• What you have to do: Skip all pictures, then print the remaining material exactly.

• Extracted data:

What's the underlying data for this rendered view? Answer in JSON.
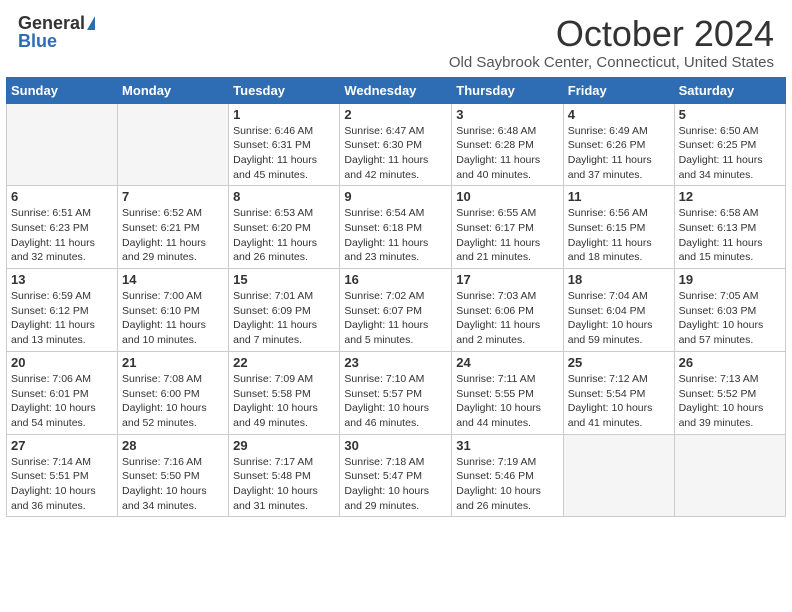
{
  "logo": {
    "general": "General",
    "blue": "Blue"
  },
  "title": "October 2024",
  "location": "Old Saybrook Center, Connecticut, United States",
  "days_of_week": [
    "Sunday",
    "Monday",
    "Tuesday",
    "Wednesday",
    "Thursday",
    "Friday",
    "Saturday"
  ],
  "weeks": [
    [
      {
        "day": "",
        "detail": ""
      },
      {
        "day": "",
        "detail": ""
      },
      {
        "day": "1",
        "detail": "Sunrise: 6:46 AM\nSunset: 6:31 PM\nDaylight: 11 hours and 45 minutes."
      },
      {
        "day": "2",
        "detail": "Sunrise: 6:47 AM\nSunset: 6:30 PM\nDaylight: 11 hours and 42 minutes."
      },
      {
        "day": "3",
        "detail": "Sunrise: 6:48 AM\nSunset: 6:28 PM\nDaylight: 11 hours and 40 minutes."
      },
      {
        "day": "4",
        "detail": "Sunrise: 6:49 AM\nSunset: 6:26 PM\nDaylight: 11 hours and 37 minutes."
      },
      {
        "day": "5",
        "detail": "Sunrise: 6:50 AM\nSunset: 6:25 PM\nDaylight: 11 hours and 34 minutes."
      }
    ],
    [
      {
        "day": "6",
        "detail": "Sunrise: 6:51 AM\nSunset: 6:23 PM\nDaylight: 11 hours and 32 minutes."
      },
      {
        "day": "7",
        "detail": "Sunrise: 6:52 AM\nSunset: 6:21 PM\nDaylight: 11 hours and 29 minutes."
      },
      {
        "day": "8",
        "detail": "Sunrise: 6:53 AM\nSunset: 6:20 PM\nDaylight: 11 hours and 26 minutes."
      },
      {
        "day": "9",
        "detail": "Sunrise: 6:54 AM\nSunset: 6:18 PM\nDaylight: 11 hours and 23 minutes."
      },
      {
        "day": "10",
        "detail": "Sunrise: 6:55 AM\nSunset: 6:17 PM\nDaylight: 11 hours and 21 minutes."
      },
      {
        "day": "11",
        "detail": "Sunrise: 6:56 AM\nSunset: 6:15 PM\nDaylight: 11 hours and 18 minutes."
      },
      {
        "day": "12",
        "detail": "Sunrise: 6:58 AM\nSunset: 6:13 PM\nDaylight: 11 hours and 15 minutes."
      }
    ],
    [
      {
        "day": "13",
        "detail": "Sunrise: 6:59 AM\nSunset: 6:12 PM\nDaylight: 11 hours and 13 minutes."
      },
      {
        "day": "14",
        "detail": "Sunrise: 7:00 AM\nSunset: 6:10 PM\nDaylight: 11 hours and 10 minutes."
      },
      {
        "day": "15",
        "detail": "Sunrise: 7:01 AM\nSunset: 6:09 PM\nDaylight: 11 hours and 7 minutes."
      },
      {
        "day": "16",
        "detail": "Sunrise: 7:02 AM\nSunset: 6:07 PM\nDaylight: 11 hours and 5 minutes."
      },
      {
        "day": "17",
        "detail": "Sunrise: 7:03 AM\nSunset: 6:06 PM\nDaylight: 11 hours and 2 minutes."
      },
      {
        "day": "18",
        "detail": "Sunrise: 7:04 AM\nSunset: 6:04 PM\nDaylight: 10 hours and 59 minutes."
      },
      {
        "day": "19",
        "detail": "Sunrise: 7:05 AM\nSunset: 6:03 PM\nDaylight: 10 hours and 57 minutes."
      }
    ],
    [
      {
        "day": "20",
        "detail": "Sunrise: 7:06 AM\nSunset: 6:01 PM\nDaylight: 10 hours and 54 minutes."
      },
      {
        "day": "21",
        "detail": "Sunrise: 7:08 AM\nSunset: 6:00 PM\nDaylight: 10 hours and 52 minutes."
      },
      {
        "day": "22",
        "detail": "Sunrise: 7:09 AM\nSunset: 5:58 PM\nDaylight: 10 hours and 49 minutes."
      },
      {
        "day": "23",
        "detail": "Sunrise: 7:10 AM\nSunset: 5:57 PM\nDaylight: 10 hours and 46 minutes."
      },
      {
        "day": "24",
        "detail": "Sunrise: 7:11 AM\nSunset: 5:55 PM\nDaylight: 10 hours and 44 minutes."
      },
      {
        "day": "25",
        "detail": "Sunrise: 7:12 AM\nSunset: 5:54 PM\nDaylight: 10 hours and 41 minutes."
      },
      {
        "day": "26",
        "detail": "Sunrise: 7:13 AM\nSunset: 5:52 PM\nDaylight: 10 hours and 39 minutes."
      }
    ],
    [
      {
        "day": "27",
        "detail": "Sunrise: 7:14 AM\nSunset: 5:51 PM\nDaylight: 10 hours and 36 minutes."
      },
      {
        "day": "28",
        "detail": "Sunrise: 7:16 AM\nSunset: 5:50 PM\nDaylight: 10 hours and 34 minutes."
      },
      {
        "day": "29",
        "detail": "Sunrise: 7:17 AM\nSunset: 5:48 PM\nDaylight: 10 hours and 31 minutes."
      },
      {
        "day": "30",
        "detail": "Sunrise: 7:18 AM\nSunset: 5:47 PM\nDaylight: 10 hours and 29 minutes."
      },
      {
        "day": "31",
        "detail": "Sunrise: 7:19 AM\nSunset: 5:46 PM\nDaylight: 10 hours and 26 minutes."
      },
      {
        "day": "",
        "detail": ""
      },
      {
        "day": "",
        "detail": ""
      }
    ]
  ]
}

• Result of the task:
What's the underlying data for this rendered view? Answer in JSON.
{
  "logo": {
    "general": "General",
    "blue": "Blue"
  },
  "title": "October 2024",
  "location": "Old Saybrook Center, Connecticut, United States",
  "days_of_week": [
    "Sunday",
    "Monday",
    "Tuesday",
    "Wednesday",
    "Thursday",
    "Friday",
    "Saturday"
  ],
  "weeks": [
    [
      {
        "day": "",
        "detail": ""
      },
      {
        "day": "",
        "detail": ""
      },
      {
        "day": "1",
        "detail": "Sunrise: 6:46 AM\nSunset: 6:31 PM\nDaylight: 11 hours and 45 minutes."
      },
      {
        "day": "2",
        "detail": "Sunrise: 6:47 AM\nSunset: 6:30 PM\nDaylight: 11 hours and 42 minutes."
      },
      {
        "day": "3",
        "detail": "Sunrise: 6:48 AM\nSunset: 6:28 PM\nDaylight: 11 hours and 40 minutes."
      },
      {
        "day": "4",
        "detail": "Sunrise: 6:49 AM\nSunset: 6:26 PM\nDaylight: 11 hours and 37 minutes."
      },
      {
        "day": "5",
        "detail": "Sunrise: 6:50 AM\nSunset: 6:25 PM\nDaylight: 11 hours and 34 minutes."
      }
    ],
    [
      {
        "day": "6",
        "detail": "Sunrise: 6:51 AM\nSunset: 6:23 PM\nDaylight: 11 hours and 32 minutes."
      },
      {
        "day": "7",
        "detail": "Sunrise: 6:52 AM\nSunset: 6:21 PM\nDaylight: 11 hours and 29 minutes."
      },
      {
        "day": "8",
        "detail": "Sunrise: 6:53 AM\nSunset: 6:20 PM\nDaylight: 11 hours and 26 minutes."
      },
      {
        "day": "9",
        "detail": "Sunrise: 6:54 AM\nSunset: 6:18 PM\nDaylight: 11 hours and 23 minutes."
      },
      {
        "day": "10",
        "detail": "Sunrise: 6:55 AM\nSunset: 6:17 PM\nDaylight: 11 hours and 21 minutes."
      },
      {
        "day": "11",
        "detail": "Sunrise: 6:56 AM\nSunset: 6:15 PM\nDaylight: 11 hours and 18 minutes."
      },
      {
        "day": "12",
        "detail": "Sunrise: 6:58 AM\nSunset: 6:13 PM\nDaylight: 11 hours and 15 minutes."
      }
    ],
    [
      {
        "day": "13",
        "detail": "Sunrise: 6:59 AM\nSunset: 6:12 PM\nDaylight: 11 hours and 13 minutes."
      },
      {
        "day": "14",
        "detail": "Sunrise: 7:00 AM\nSunset: 6:10 PM\nDaylight: 11 hours and 10 minutes."
      },
      {
        "day": "15",
        "detail": "Sunrise: 7:01 AM\nSunset: 6:09 PM\nDaylight: 11 hours and 7 minutes."
      },
      {
        "day": "16",
        "detail": "Sunrise: 7:02 AM\nSunset: 6:07 PM\nDaylight: 11 hours and 5 minutes."
      },
      {
        "day": "17",
        "detail": "Sunrise: 7:03 AM\nSunset: 6:06 PM\nDaylight: 11 hours and 2 minutes."
      },
      {
        "day": "18",
        "detail": "Sunrise: 7:04 AM\nSunset: 6:04 PM\nDaylight: 10 hours and 59 minutes."
      },
      {
        "day": "19",
        "detail": "Sunrise: 7:05 AM\nSunset: 6:03 PM\nDaylight: 10 hours and 57 minutes."
      }
    ],
    [
      {
        "day": "20",
        "detail": "Sunrise: 7:06 AM\nSunset: 6:01 PM\nDaylight: 10 hours and 54 minutes."
      },
      {
        "day": "21",
        "detail": "Sunrise: 7:08 AM\nSunset: 6:00 PM\nDaylight: 10 hours and 52 minutes."
      },
      {
        "day": "22",
        "detail": "Sunrise: 7:09 AM\nSunset: 5:58 PM\nDaylight: 10 hours and 49 minutes."
      },
      {
        "day": "23",
        "detail": "Sunrise: 7:10 AM\nSunset: 5:57 PM\nDaylight: 10 hours and 46 minutes."
      },
      {
        "day": "24",
        "detail": "Sunrise: 7:11 AM\nSunset: 5:55 PM\nDaylight: 10 hours and 44 minutes."
      },
      {
        "day": "25",
        "detail": "Sunrise: 7:12 AM\nSunset: 5:54 PM\nDaylight: 10 hours and 41 minutes."
      },
      {
        "day": "26",
        "detail": "Sunrise: 7:13 AM\nSunset: 5:52 PM\nDaylight: 10 hours and 39 minutes."
      }
    ],
    [
      {
        "day": "27",
        "detail": "Sunrise: 7:14 AM\nSunset: 5:51 PM\nDaylight: 10 hours and 36 minutes."
      },
      {
        "day": "28",
        "detail": "Sunrise: 7:16 AM\nSunset: 5:50 PM\nDaylight: 10 hours and 34 minutes."
      },
      {
        "day": "29",
        "detail": "Sunrise: 7:17 AM\nSunset: 5:48 PM\nDaylight: 10 hours and 31 minutes."
      },
      {
        "day": "30",
        "detail": "Sunrise: 7:18 AM\nSunset: 5:47 PM\nDaylight: 10 hours and 29 minutes."
      },
      {
        "day": "31",
        "detail": "Sunrise: 7:19 AM\nSunset: 5:46 PM\nDaylight: 10 hours and 26 minutes."
      },
      {
        "day": "",
        "detail": ""
      },
      {
        "day": "",
        "detail": ""
      }
    ]
  ]
}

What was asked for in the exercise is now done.